▶ _The tasks_:
[A] Name every composer that the Sid James post in the forum thread about peaceful classical music mentions.
[B] From the forum thread about peaceful classical music, reproduce word for word the stretch from "John Tavener - 'The" through "is Eric Whitacre.".

--- START OF Passage provided ---

# Peaceful classical music suggestion/Ludovico Eindaudi



## ClassicalBen

Hi,

Im a beginner in classical music and have been looking for peaceful classical music - I dont have a better description than that unfortunately.
Ive been listening to Divenire of Ludovico Einaudi lately and this is the type of music I would be looking for.

Could you suggest me some pieces/compositors that are similar to this music?

Thanks,
Ben.


----------



## Sonata

I enjoy some Einaudi myself. I don't think Philip Wesley is considered classical, but he's written and played some beautiful solo piano music. So has David Nevue. For more traditional classical, check out Chopin's Nocturnes.


----------



## Taneyev

Try anything by Frederick Delius. More peaceful composer than him, i don't know any.


----------



## ClassicalBen

Thanks guys! Will listen to these tomorrow.
Keep them coming


----------



## halftone

Hello, ClassicalBen,

I am a newbie on this forum and this is my first post. I am unfamiliar with Einaudi's music so I haven't any idea of your musical preferences. I can, however, recommend a piece of music that transports me to another realm; that is the music of Debussy, and in particular an EMI CD entitled "Dreams". Especially immersive is the cut, "La Cathedrale Engloutie" (Sunken Cathedral).
The entire disk is exclusively piano music performed by the fabulous Aldo Ciccolini. Who could ask for more relaxation?


----------



## Sid James

'Holy Minimalism' might be the go for you, ClassicalBen. 
Try these:

John Tavener - 'The Protecting Veil for cello & orchestra'





Arvo Part - 'Summa' (version for string orch.)





Other similar composers are Giya Kancheli, Henryck Gorecki and similar but a bit different is Eric Whitacre.


----------



## ClassicalBen

Thanks a lot for all the quick suggestions!
Ive been listening to Philip Wesley this morngin, Sonata; great advice - it was/is exactly what I am looking for!


----------



## LordBlackudder




----------



## Sonata

Ben: glad I could help!

Black udder: I'm definitely going to check out the FF music. I have some on my iPod actually, pretty good stuff.


----------

--- END OF Passage provided ---
--- START OF Material provided ---

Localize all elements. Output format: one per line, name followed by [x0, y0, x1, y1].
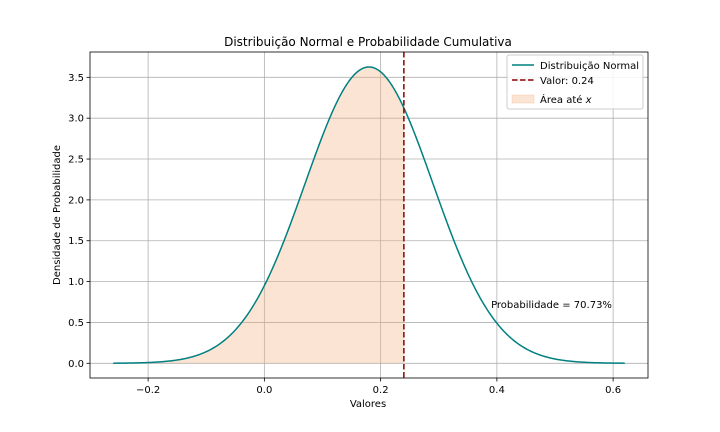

--- END OF Material provided ---

▶ _Answers to each task_:
[A] John Tavener, Arvo Part, Giya Kancheli, Henryck Gorecki, Eric Whitacre

[B]
John Tavener - 'The Protecting Veil for cello & orchestra'





Arvo Part - 'Summa' (version for string orch.)





Other similar composers are Giya Kancheli, Henryck Gorecki and similar but a bit different is Eric Whitacre.